• **Task to complete**: Omit all images. Write out the rest of the material exactly.

• **Given records**:
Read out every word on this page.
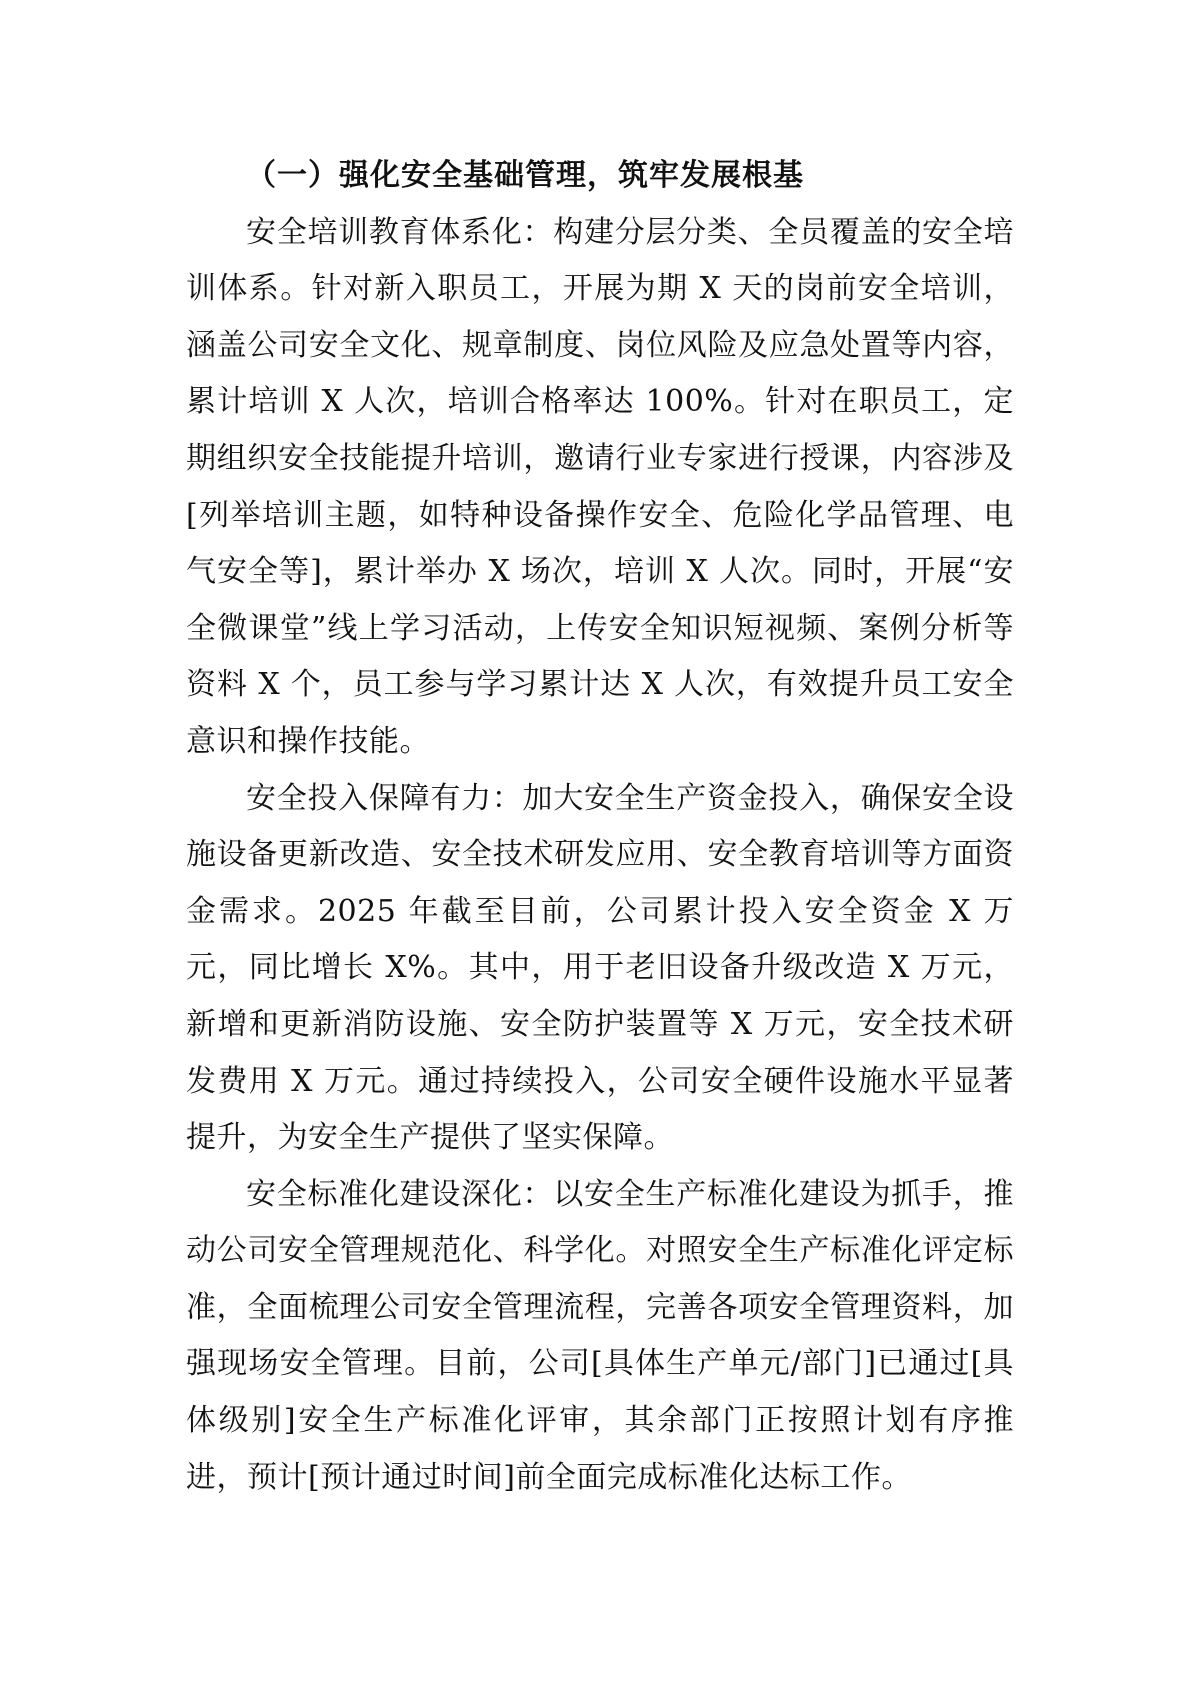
（一）强化安全基础管理，筑牢发展根基

安全培训教育体系化：构建分层分类、全员覆盖的安全培训体系。针对新入职员工，开展为期 X 天的岗前安全培训，涵盖公司安全文化、规章制度、岗位风险及应急处置等内容，累计培训 X 人次，培训合格率达 100%。针对在职员工，定期组织安全技能提升培训，邀请行业专家进行授课，内容涉及[列举培训主题，如特种设备操作安全、危险化学品管理、电气安全等]，累计举办 X 场次，培训 X 人次。同时，开展“安全微课堂”线上学习活动，上传安全知识短视频、案例分析等资料 X 个，员工参与学习累计达 X 人次，有效提升员工安全意识和操作技能。

安全投入保障有力：加大安全生产资金投入，确保安全设施设备更新改造、安全技术研发应用、安全教育培训等方面资金需求。2025 年截至目前，公司累计投入安全资金 X 万元，同比增长 X%。其中，用于老旧设备升级改造 X 万元，新增和更新消防设施、安全防护装置等 X 万元，安全技术研发费用 X 万元。通过持续投入，公司安全硬件设施水平显著提升，为安全生产提供了坚实保障。

安全标准化建设深化：以安全生产标准化建设为抓手，推动公司安全管理规范化、科学化。对照安全生产标准化评定标准，全面梳理公司安全管理流程，完善各项安全管理资料，加强现场安全管理。目前，公司[具体生产单元/部门]已通过[具体级别]安全生产标准化评审，其余部门正按照计划有序推进，预计[预计通过时间]前全面完成标准化达标工作。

• **Reply to the exercise**:
Read out every word on this page.
（一）强化安全基础管理，筑牢发展根基

安全培训教育体系化：构建分层分类、全员覆盖的安全培训体系。针对新入职员工，开展为期 X 天的岗前安全培训，涵盖公司安全文化、规章制度、岗位风险及应急处置等内容，累计培训 X 人次，培训合格率达 100%。针对在职员工，定期组织安全技能提升培训，邀请行业专家进行授课，内容涉及[列举培训主题，如特种设备操作安全、危险化学品管理、电气安全等]，累计举办 X 场次，培训 X 人次。同时，开展“安全微课堂”线上学习活动，上传安全知识短视频、案例分析等资料 X 个，员工参与学习累计达 X 人次，有效提升员工安全意识和操作技能。

安全投入保障有力：加大安全生产资金投入，确保安全设施设备更新改造、安全技术研发应用、安全教育培训等方面资金需求。2025 年截至目前，公司累计投入安全资金 X 万元，同比增长 X%。其中，用于老旧设备升级改造 X 万元，新增和更新消防设施、安全防护装置等 X 万元，安全技术研发费用 X 万元。通过持续投入，公司安全硬件设施水平显著提升，为安全生产提供了坚实保障。

安全标准化建设深化：以安全生产标准化建设为抓手，推动公司安全管理规范化、科学化。对照安全生产标准化评定标准，全面梳理公司安全管理流程，完善各项安全管理资料，加强现场安全管理。目前，公司[具体生产单元/部门]已通过[具体级别]安全生产标准化评审，其余部门正按照计划有序推进，预计[预计通过时间]前全面完成标准化达标工作。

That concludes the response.